***** Data provided
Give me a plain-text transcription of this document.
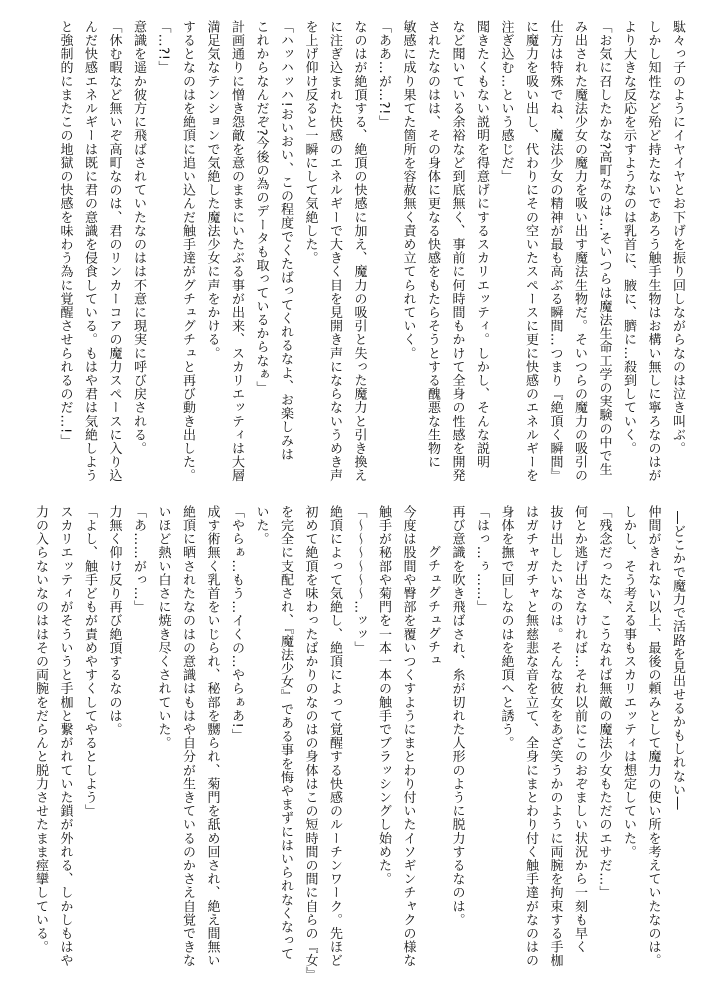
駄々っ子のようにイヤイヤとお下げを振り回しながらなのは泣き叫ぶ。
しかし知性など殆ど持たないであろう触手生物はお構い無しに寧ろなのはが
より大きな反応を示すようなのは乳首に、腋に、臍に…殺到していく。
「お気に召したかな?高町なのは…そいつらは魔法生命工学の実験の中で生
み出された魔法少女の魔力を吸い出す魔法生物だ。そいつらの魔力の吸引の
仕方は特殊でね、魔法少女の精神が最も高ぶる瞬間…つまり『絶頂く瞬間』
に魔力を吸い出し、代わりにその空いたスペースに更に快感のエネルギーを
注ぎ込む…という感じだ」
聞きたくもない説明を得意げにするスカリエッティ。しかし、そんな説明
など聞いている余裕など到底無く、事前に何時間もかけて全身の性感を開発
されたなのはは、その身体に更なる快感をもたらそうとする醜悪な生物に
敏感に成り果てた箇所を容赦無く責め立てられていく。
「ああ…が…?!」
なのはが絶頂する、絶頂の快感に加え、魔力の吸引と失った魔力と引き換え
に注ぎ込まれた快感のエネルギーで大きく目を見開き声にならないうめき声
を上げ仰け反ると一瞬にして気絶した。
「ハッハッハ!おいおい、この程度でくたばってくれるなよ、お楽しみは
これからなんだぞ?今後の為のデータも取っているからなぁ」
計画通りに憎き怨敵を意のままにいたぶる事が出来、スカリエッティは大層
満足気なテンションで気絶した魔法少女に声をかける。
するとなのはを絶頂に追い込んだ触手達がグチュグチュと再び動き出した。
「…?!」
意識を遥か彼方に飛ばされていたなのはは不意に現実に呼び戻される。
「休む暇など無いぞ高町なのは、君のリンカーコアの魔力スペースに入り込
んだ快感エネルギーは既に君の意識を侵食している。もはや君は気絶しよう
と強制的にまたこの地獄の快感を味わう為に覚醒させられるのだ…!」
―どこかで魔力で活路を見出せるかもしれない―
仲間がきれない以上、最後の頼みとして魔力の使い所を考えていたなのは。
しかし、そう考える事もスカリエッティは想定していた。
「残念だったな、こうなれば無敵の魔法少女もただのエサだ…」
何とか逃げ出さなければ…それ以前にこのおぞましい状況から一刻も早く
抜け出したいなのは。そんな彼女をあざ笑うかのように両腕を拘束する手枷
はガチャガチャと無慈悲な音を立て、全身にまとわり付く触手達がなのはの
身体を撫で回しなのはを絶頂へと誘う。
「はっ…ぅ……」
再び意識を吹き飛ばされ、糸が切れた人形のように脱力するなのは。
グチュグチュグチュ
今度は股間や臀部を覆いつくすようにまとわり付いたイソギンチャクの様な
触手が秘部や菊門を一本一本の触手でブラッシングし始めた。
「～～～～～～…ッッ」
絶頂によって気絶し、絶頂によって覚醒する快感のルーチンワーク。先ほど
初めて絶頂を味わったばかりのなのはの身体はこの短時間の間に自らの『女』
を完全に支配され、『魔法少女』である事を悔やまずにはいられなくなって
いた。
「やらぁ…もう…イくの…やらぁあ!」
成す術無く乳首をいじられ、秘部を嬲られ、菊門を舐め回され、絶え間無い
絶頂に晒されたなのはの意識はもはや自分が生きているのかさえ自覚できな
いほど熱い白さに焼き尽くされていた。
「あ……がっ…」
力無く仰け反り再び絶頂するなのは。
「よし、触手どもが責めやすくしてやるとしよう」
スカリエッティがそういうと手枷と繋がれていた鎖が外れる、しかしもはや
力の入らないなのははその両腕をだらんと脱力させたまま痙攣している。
**********
■ Exercise instructions ■
Restate the listing above word for word, and skip the pictures.

■ Reply to the task ■
Give me a plain-text transcription of this document.
駄々っ子のようにイヤイヤとお下げを振り回しながらなのは泣き叫ぶ。
しかし知性など殆ど持たないであろう触手生物はお構い無しに寧ろなのはが
より大きな反応を示すようなのは乳首に、腋に、臍に…殺到していく。
「お気に召したかな?高町なのは…そいつらは魔法生命工学の実験の中で生
み出された魔法少女の魔力を吸い出す魔法生物だ。そいつらの魔力の吸引の
仕方は特殊でね、魔法少女の精神が最も高ぶる瞬間…つまり『絶頂く瞬間』
に魔力を吸い出し、代わりにその空いたスペースに更に快感のエネルギーを
注ぎ込む…という感じだ」
聞きたくもない説明を得意げにするスカリエッティ。しかし、そんな説明
など聞いている余裕など到底無く、事前に何時間もかけて全身の性感を開発
されたなのはは、その身体に更なる快感をもたらそうとする醜悪な生物に
敏感に成り果てた箇所を容赦無く責め立てられていく。
「ああ…が…?!」
なのはが絶頂する、絶頂の快感に加え、魔力の吸引と失った魔力と引き換え
に注ぎ込まれた快感のエネルギーで大きく目を見開き声にならないうめき声
を上げ仰け反ると一瞬にして気絶した。
「ハッハッハ!おいおい、この程度でくたばってくれるなよ、お楽しみは
これからなんだぞ?今後の為のデータも取っているからなぁ」
計画通りに憎き怨敵を意のままにいたぶる事が出来、スカリエッティは大層
満足気なテンションで気絶した魔法少女に声をかける。
するとなのはを絶頂に追い込んだ触手達がグチュグチュと再び動き出した。
「…?!」
意識を遥か彼方に飛ばされていたなのはは不意に現実に呼び戻される。
「休む暇など無いぞ高町なのは、君のリンカーコアの魔力スペースに入り込
んだ快感エネルギーは既に君の意識を侵食している。もはや君は気絶しよう
と強制的にまたこの地獄の快感を味わう為に覚醒させられるのだ…!」
―どこかで魔力で活路を見出せるかもしれない―
仲間がきれない以上、最後の頼みとして魔力の使い所を考えていたなのは。
しかし、そう考える事もスカリエッティは想定していた。
「残念だったな、こうなれば無敵の魔法少女もただのエサだ…」
何とか逃げ出さなければ…それ以前にこのおぞましい状況から一刻も早く
抜け出したいなのは。そんな彼女をあざ笑うかのように両腕を拘束する手枷
はガチャガチャと無慈悲な音を立て、全身にまとわり付く触手達がなのはの
身体を撫で回しなのはを絶頂へと誘う。
「はっ…ぅ……」
再び意識を吹き飛ばされ、糸が切れた人形のように脱力するなのは。
グチュグチュグチュ
今度は股間や臀部を覆いつくすようにまとわり付いたイソギンチャクの様な
触手が秘部や菊門を一本一本の触手でブラッシングし始めた。
「～～～～～～…ッッ」
絶頂によって気絶し、絶頂によって覚醒する快感のルーチンワーク。先ほど
初めて絶頂を味わったばかりのなのはの身体はこの短時間の間に自らの『女』
を完全に支配され、『魔法少女』である事を悔やまずにはいられなくなって
いた。
「やらぁ…もう…イくの…やらぁあ!」
成す術無く乳首をいじられ、秘部を嬲られ、菊門を舐め回され、絶え間無い
絶頂に晒されたなのはの意識はもはや自分が生きているのかさえ自覚できな
いほど熱い白さに焼き尽くされていた。
「あ……がっ…」
力無く仰け反り再び絶頂するなのは。
「よし、触手どもが責めやすくしてやるとしよう」
スカリエッティがそういうと手枷と繋がれていた鎖が外れる、しかしもはや
力の入らないなのははその両腕をだらんと脱力させたまま痙攣している。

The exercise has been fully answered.